**Your objective:**
Count every line where "description" occurs. Give the total alone.
-- Begin Material --
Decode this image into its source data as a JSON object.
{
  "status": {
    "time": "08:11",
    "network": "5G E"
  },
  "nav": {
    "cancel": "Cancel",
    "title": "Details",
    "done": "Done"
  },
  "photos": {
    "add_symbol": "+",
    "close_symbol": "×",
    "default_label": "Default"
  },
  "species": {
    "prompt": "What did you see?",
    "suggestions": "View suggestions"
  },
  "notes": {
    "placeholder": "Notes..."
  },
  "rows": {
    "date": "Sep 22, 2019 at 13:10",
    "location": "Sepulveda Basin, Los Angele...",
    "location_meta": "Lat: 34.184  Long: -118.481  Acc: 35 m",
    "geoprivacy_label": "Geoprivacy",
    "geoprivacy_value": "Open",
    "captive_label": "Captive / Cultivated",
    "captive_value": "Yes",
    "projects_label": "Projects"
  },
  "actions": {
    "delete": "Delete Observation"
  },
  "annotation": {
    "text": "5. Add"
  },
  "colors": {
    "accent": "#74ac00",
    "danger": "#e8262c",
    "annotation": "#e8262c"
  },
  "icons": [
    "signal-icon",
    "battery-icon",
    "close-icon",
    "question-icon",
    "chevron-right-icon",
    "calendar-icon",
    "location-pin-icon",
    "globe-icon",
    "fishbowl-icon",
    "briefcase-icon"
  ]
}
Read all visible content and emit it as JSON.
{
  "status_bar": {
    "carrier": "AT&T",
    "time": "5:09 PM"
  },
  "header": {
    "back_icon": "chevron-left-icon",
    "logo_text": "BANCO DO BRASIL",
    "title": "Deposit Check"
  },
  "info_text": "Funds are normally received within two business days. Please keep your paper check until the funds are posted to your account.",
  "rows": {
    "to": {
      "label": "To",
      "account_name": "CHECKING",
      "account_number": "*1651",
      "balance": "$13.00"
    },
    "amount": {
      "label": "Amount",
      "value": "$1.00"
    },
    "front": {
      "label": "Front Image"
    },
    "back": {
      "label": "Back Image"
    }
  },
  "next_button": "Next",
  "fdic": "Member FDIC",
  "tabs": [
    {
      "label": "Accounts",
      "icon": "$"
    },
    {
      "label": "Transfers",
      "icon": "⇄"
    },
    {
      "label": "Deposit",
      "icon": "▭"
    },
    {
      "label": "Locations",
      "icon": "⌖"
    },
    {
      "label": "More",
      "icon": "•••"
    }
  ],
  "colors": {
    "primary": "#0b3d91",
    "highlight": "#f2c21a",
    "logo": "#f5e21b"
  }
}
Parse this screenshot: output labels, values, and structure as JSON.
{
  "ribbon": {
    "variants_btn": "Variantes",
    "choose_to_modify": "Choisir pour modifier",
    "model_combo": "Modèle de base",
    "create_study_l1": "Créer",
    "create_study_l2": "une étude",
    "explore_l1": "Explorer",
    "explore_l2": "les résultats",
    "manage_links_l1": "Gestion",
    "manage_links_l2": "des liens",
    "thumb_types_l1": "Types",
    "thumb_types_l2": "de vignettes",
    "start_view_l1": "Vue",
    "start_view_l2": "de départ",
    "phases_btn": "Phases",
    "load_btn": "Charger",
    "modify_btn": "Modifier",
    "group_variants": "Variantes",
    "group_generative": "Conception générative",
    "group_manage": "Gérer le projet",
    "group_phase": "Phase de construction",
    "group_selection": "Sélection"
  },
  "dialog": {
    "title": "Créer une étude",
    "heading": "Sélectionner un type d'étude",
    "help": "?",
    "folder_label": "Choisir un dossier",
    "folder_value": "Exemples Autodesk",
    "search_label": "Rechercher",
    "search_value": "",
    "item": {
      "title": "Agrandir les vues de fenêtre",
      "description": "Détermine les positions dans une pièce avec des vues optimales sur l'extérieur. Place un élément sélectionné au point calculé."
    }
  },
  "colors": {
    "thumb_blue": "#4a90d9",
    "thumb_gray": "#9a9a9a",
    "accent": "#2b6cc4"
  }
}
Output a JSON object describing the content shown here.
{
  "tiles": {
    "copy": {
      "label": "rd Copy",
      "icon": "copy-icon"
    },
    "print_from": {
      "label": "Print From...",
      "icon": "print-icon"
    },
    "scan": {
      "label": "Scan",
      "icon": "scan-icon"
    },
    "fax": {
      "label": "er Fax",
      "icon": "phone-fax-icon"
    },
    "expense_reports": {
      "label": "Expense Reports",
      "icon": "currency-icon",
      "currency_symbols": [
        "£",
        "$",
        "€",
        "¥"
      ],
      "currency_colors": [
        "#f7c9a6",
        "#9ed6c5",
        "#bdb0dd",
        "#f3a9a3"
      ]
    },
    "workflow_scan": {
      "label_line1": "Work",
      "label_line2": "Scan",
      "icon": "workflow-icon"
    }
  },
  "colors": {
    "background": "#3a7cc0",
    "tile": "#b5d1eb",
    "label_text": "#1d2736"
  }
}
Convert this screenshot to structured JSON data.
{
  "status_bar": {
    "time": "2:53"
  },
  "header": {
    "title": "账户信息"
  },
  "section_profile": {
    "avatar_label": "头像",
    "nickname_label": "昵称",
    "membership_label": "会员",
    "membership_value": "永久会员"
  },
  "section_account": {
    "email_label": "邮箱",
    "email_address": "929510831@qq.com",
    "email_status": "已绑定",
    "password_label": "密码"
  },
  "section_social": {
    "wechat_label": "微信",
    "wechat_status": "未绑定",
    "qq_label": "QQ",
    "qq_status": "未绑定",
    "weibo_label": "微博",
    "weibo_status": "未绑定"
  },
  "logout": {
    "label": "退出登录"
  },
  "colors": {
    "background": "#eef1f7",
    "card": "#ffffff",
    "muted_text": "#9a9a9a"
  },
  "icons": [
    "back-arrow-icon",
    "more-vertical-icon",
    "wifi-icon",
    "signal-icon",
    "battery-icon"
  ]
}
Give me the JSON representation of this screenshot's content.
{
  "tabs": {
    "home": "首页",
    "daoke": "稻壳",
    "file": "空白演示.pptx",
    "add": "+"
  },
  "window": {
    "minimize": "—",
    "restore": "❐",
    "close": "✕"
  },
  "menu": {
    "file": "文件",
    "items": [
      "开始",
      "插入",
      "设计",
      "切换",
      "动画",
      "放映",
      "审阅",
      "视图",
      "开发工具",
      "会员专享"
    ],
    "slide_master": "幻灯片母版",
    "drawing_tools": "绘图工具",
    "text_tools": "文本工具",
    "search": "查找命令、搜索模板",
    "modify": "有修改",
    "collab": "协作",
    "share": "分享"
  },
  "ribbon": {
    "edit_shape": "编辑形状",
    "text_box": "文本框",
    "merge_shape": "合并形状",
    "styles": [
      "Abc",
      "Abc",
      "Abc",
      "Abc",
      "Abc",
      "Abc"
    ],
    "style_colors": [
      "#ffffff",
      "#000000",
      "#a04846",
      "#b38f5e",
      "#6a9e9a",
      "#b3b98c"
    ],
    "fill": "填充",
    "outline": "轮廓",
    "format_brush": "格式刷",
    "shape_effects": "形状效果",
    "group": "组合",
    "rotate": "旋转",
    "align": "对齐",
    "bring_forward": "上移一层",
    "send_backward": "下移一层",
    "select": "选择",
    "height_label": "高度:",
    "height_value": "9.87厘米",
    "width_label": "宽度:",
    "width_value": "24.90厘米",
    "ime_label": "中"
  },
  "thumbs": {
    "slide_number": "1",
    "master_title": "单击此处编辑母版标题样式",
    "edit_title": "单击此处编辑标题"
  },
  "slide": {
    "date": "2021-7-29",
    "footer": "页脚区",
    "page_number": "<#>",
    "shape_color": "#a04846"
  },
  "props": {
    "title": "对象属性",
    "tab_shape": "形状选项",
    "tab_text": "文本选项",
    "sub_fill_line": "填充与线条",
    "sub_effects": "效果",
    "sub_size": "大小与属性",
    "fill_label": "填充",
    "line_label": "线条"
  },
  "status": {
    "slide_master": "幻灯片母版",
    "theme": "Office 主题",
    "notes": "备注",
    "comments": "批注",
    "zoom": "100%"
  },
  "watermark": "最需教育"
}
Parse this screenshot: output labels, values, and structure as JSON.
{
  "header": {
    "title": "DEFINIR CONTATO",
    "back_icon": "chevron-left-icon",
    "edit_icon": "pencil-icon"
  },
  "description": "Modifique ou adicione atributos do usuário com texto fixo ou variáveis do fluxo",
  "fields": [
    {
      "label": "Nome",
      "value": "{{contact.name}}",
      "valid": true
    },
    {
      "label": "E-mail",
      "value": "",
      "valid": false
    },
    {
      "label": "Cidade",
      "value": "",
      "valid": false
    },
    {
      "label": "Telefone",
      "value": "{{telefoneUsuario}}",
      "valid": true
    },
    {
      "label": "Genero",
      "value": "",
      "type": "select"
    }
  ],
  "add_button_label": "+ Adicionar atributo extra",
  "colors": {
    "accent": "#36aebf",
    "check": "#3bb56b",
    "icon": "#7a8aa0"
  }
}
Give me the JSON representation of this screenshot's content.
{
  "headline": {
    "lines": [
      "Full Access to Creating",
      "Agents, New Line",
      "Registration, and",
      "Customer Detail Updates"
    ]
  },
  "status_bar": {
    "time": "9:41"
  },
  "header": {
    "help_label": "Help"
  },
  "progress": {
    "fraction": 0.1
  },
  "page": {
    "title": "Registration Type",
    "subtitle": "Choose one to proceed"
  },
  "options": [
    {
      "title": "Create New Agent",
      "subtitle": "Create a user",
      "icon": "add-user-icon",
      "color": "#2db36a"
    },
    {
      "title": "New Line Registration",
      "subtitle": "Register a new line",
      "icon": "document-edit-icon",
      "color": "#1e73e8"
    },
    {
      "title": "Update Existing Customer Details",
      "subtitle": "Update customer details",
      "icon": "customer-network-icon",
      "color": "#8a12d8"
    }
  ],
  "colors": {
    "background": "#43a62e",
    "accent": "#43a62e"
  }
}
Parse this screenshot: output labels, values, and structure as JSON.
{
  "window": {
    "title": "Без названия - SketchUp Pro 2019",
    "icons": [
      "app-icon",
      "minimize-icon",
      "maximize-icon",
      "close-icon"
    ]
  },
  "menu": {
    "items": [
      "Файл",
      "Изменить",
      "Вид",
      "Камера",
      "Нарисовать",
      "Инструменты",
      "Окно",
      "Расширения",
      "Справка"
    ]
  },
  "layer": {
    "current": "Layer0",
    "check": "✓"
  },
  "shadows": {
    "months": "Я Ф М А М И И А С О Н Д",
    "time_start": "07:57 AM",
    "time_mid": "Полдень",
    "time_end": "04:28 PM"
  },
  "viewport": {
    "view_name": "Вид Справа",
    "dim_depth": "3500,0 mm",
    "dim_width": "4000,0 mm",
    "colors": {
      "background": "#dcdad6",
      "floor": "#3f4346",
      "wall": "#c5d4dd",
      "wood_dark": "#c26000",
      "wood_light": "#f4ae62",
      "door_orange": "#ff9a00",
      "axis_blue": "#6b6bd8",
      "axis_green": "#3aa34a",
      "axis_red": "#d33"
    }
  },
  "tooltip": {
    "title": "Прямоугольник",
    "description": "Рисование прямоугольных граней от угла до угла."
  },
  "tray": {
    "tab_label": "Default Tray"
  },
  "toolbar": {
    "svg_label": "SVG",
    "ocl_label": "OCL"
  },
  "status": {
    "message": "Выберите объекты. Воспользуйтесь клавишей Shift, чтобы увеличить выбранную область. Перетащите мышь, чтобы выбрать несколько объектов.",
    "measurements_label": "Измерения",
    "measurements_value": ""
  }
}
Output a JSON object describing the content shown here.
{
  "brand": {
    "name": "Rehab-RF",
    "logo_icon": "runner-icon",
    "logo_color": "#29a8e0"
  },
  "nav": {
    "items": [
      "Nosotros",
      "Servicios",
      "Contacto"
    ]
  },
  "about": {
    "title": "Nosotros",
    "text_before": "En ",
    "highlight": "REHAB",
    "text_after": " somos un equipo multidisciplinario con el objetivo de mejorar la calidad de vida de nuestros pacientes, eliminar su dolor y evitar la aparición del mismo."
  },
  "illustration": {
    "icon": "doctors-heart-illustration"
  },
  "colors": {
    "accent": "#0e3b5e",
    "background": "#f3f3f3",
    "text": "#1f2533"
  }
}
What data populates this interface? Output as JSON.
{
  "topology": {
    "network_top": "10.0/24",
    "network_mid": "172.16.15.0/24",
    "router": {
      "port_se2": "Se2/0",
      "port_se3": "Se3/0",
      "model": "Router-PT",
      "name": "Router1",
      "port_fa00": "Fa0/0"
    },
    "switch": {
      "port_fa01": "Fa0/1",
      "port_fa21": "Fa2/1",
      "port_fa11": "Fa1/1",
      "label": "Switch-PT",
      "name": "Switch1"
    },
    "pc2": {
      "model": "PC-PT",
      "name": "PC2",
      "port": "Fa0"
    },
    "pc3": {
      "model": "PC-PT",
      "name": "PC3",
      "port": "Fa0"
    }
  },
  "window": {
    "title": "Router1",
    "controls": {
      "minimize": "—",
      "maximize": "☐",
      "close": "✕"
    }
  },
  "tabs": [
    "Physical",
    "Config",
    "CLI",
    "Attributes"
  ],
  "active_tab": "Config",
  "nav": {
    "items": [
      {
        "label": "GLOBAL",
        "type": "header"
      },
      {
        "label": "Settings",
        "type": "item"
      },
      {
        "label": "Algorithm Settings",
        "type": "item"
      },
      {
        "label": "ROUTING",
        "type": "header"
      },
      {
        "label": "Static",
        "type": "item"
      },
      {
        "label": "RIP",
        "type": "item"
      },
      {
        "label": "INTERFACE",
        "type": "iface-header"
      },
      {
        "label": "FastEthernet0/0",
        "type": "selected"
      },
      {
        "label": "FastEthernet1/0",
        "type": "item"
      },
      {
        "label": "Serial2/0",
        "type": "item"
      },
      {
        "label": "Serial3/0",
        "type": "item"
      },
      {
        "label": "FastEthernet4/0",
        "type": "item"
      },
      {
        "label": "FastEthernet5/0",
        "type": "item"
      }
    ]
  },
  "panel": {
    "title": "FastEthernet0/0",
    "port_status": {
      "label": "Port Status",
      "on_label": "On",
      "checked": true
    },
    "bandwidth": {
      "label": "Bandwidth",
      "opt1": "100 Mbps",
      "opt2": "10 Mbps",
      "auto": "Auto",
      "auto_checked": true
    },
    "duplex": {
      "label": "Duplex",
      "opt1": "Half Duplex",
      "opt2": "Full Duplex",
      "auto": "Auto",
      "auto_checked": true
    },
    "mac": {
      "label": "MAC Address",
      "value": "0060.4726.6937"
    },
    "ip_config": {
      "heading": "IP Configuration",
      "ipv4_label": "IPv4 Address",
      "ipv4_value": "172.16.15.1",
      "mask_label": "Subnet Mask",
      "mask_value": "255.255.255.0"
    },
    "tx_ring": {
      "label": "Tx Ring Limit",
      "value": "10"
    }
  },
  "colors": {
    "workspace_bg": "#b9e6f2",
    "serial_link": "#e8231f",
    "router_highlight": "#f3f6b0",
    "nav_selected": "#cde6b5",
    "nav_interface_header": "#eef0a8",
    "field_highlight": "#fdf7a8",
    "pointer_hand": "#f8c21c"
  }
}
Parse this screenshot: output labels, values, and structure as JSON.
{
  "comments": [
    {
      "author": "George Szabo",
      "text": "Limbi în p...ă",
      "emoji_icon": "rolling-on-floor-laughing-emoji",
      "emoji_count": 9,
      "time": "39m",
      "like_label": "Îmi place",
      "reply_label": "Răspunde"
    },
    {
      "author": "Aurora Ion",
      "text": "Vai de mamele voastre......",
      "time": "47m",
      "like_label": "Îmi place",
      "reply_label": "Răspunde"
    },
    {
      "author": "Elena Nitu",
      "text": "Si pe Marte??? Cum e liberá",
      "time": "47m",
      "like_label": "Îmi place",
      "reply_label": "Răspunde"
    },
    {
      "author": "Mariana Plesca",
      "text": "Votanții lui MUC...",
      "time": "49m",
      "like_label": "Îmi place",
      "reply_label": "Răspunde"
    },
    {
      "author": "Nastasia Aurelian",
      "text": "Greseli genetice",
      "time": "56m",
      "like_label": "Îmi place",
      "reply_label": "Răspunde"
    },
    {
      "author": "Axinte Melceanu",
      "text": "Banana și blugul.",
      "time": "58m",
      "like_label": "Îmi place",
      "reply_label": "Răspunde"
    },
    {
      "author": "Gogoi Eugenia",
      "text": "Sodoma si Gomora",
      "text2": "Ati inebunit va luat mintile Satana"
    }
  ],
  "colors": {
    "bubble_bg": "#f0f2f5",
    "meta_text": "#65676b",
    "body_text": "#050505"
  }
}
-- End Material --
**Solved problem:**
3